CHALLENGE:
For every line in the records that has the word "label", make a copy.

Extracts from a graphics dataset
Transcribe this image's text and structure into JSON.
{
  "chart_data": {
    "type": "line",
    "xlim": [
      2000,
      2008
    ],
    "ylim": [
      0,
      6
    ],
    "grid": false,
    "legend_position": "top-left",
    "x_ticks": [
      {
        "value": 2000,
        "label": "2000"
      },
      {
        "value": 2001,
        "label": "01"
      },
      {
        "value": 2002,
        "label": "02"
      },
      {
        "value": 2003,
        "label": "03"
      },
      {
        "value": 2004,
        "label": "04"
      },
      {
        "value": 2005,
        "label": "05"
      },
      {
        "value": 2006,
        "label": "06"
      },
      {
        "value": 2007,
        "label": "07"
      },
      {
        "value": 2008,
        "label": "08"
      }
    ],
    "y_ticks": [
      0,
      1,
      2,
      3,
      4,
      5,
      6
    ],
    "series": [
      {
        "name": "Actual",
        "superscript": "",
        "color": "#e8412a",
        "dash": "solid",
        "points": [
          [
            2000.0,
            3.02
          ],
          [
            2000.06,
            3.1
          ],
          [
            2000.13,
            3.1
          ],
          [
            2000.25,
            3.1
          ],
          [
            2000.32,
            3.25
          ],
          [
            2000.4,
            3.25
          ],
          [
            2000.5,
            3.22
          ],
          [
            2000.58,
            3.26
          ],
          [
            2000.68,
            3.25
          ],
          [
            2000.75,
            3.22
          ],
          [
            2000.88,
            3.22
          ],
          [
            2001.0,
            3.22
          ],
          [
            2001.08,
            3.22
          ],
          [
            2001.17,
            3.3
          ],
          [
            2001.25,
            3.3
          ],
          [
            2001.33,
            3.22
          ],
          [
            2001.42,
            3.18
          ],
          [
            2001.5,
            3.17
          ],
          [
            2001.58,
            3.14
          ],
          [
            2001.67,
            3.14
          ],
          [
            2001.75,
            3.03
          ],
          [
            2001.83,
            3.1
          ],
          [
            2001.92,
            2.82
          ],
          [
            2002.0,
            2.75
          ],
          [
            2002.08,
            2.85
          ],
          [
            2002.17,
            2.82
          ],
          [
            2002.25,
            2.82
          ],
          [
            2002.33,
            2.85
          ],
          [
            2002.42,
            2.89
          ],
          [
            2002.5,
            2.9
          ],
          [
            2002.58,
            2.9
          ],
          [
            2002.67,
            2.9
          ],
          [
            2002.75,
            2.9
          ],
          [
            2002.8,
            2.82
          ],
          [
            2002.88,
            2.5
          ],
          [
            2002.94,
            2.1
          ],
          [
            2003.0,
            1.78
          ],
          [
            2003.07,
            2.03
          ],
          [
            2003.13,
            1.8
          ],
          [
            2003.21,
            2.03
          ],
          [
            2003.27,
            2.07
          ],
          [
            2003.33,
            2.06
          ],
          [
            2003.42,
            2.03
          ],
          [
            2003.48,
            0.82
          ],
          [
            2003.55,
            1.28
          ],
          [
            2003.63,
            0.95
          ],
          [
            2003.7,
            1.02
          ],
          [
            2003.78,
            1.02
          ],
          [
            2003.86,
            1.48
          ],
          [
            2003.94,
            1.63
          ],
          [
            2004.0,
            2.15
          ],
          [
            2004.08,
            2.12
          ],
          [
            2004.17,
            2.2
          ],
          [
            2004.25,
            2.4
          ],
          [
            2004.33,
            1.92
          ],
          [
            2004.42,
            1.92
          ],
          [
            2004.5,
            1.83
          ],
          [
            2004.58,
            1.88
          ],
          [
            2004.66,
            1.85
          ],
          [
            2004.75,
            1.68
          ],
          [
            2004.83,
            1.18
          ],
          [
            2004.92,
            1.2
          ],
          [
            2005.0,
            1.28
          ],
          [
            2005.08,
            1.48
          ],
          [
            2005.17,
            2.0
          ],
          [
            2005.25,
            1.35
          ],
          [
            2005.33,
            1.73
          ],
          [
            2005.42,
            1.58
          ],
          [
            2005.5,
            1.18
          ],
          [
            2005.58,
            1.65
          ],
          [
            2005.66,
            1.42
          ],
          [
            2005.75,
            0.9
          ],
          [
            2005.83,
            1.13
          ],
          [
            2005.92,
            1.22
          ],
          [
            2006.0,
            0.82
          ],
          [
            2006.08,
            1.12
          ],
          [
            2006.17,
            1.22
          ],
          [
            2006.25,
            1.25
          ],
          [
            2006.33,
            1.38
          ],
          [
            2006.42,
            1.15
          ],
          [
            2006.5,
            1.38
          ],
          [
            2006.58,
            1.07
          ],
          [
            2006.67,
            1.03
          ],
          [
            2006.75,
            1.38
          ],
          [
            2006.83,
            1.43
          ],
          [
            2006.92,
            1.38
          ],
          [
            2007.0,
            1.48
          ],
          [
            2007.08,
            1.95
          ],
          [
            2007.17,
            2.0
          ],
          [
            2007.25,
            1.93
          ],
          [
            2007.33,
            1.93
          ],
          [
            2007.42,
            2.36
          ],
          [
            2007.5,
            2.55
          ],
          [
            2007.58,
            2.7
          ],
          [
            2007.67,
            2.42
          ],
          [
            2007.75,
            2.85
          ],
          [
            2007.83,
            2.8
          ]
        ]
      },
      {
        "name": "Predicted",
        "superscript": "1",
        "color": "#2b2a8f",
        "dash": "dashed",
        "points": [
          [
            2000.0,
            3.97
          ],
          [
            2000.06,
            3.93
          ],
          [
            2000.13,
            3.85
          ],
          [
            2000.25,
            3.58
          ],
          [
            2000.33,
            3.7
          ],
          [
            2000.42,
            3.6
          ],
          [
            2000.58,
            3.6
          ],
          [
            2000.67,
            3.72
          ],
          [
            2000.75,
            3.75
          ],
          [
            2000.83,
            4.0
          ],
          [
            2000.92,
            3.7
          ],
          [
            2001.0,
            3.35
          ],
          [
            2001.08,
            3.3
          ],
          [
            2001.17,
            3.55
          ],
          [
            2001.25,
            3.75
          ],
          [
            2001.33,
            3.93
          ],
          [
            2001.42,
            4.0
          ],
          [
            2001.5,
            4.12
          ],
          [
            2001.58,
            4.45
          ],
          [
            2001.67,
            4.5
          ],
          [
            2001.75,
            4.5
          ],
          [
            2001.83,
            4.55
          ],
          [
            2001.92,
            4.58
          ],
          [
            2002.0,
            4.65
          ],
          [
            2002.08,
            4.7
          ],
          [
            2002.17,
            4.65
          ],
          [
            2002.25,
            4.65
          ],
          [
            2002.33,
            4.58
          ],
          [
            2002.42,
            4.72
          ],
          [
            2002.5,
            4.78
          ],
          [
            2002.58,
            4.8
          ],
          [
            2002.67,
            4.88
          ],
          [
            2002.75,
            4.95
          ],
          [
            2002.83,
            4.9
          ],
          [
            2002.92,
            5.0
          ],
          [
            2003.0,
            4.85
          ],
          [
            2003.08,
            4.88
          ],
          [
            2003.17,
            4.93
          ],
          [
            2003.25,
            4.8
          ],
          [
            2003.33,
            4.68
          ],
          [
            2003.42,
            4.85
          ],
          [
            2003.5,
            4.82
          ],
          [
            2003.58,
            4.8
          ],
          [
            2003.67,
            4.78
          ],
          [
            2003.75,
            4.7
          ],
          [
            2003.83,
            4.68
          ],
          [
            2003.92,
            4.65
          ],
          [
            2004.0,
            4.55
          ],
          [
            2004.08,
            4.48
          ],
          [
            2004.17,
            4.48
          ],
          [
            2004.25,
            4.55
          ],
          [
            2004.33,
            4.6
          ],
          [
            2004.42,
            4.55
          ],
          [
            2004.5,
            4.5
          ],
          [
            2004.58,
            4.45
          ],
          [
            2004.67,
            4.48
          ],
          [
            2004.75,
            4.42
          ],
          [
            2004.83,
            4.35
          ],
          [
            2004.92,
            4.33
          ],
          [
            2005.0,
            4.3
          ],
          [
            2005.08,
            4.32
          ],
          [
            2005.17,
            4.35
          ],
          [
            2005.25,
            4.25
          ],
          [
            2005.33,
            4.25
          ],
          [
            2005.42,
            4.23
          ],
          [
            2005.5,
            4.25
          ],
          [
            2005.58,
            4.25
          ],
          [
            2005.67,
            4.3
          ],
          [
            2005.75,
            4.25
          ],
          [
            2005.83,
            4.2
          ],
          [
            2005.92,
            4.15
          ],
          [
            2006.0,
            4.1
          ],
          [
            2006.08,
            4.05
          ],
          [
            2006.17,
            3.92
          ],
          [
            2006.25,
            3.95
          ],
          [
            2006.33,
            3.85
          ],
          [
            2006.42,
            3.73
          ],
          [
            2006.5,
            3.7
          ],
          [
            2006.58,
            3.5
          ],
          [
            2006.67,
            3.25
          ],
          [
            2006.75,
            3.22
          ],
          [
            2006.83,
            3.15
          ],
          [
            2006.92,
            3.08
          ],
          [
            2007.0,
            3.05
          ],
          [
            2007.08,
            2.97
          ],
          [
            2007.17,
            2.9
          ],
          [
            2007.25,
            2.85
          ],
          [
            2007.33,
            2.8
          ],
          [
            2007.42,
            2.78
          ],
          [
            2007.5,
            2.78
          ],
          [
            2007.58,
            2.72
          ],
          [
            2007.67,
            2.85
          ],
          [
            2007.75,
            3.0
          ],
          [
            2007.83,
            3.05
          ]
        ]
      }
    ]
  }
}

ANSWER FOR THIS EXERCISE:
        "label": "2000"
        "label": "01"
        "label": "02"
        "label": "03"
        "label": "04"
        "label": "05"
        "label": "06"
        "label": "07"
        "label": "08"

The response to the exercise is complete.